YOUR GOAL -> Only the lines holding the string "color" are needed. Copy each one.

══ LISTED ENTRIES ══

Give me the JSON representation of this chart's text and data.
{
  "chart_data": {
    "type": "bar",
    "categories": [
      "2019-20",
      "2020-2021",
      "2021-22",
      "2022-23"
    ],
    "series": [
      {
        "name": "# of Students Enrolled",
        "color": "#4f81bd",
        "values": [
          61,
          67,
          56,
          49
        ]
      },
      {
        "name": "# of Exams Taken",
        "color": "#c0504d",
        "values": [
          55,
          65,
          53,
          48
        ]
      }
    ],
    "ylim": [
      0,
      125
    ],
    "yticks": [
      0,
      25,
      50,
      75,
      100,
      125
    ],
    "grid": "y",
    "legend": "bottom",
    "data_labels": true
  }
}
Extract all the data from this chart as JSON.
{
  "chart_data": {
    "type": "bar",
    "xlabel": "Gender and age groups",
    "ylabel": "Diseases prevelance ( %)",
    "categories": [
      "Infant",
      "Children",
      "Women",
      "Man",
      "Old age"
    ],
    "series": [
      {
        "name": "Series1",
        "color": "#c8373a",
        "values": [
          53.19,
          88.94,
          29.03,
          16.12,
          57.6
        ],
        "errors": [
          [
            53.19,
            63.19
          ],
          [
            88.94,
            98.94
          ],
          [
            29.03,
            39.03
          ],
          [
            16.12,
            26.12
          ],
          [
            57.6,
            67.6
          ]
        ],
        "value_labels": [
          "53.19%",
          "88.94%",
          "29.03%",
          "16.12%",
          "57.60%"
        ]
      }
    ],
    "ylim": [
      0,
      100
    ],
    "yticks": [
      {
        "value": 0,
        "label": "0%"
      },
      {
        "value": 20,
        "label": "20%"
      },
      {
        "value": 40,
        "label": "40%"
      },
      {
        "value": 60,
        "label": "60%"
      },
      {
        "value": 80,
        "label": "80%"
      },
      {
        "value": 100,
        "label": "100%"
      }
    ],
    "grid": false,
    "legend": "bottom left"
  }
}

═══

SOLUTION TO THIS EXERCISE ->
        "color": "#4f81bd",
        "color": "#c0504d",
        "color": "#c8373a",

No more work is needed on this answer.